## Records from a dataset
──────

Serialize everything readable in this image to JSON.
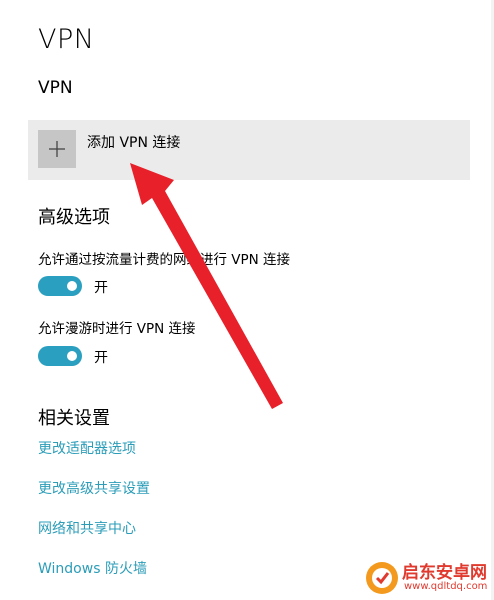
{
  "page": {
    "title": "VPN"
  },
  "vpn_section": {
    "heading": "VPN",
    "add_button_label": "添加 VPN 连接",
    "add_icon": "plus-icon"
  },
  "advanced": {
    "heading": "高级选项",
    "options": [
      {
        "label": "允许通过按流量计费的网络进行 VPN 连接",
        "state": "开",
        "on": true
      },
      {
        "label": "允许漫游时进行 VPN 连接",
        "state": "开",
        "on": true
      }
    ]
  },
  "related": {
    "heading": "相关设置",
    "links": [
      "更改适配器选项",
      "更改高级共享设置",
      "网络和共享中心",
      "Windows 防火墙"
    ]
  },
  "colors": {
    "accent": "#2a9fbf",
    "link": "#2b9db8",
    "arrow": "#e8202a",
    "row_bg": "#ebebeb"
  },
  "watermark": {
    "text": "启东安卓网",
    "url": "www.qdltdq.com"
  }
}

──────

## Stated goal
Take the records above and transcribe them exactly, dropping every picture.

## Final answer
Serialize everything readable in this image to JSON.
{
  "page": {
    "title": "VPN"
  },
  "vpn_section": {
    "heading": "VPN",
    "add_button_label": "添加 VPN 连接",
    "add_icon": "plus-icon"
  },
  "advanced": {
    "heading": "高级选项",
    "options": [
      {
        "label": "允许通过按流量计费的网络进行 VPN 连接",
        "state": "开",
        "on": true
      },
      {
        "label": "允许漫游时进行 VPN 连接",
        "state": "开",
        "on": true
      }
    ]
  },
  "related": {
    "heading": "相关设置",
    "links": [
      "更改适配器选项",
      "更改高级共享设置",
      "网络和共享中心",
      "Windows 防火墙"
    ]
  },
  "colors": {
    "accent": "#2a9fbf",
    "link": "#2b9db8",
    "arrow": "#e8202a",
    "row_bg": "#ebebeb"
  },
  "watermark": {
    "text": "启东安卓网",
    "url": "www.qdltdq.com"
  }
}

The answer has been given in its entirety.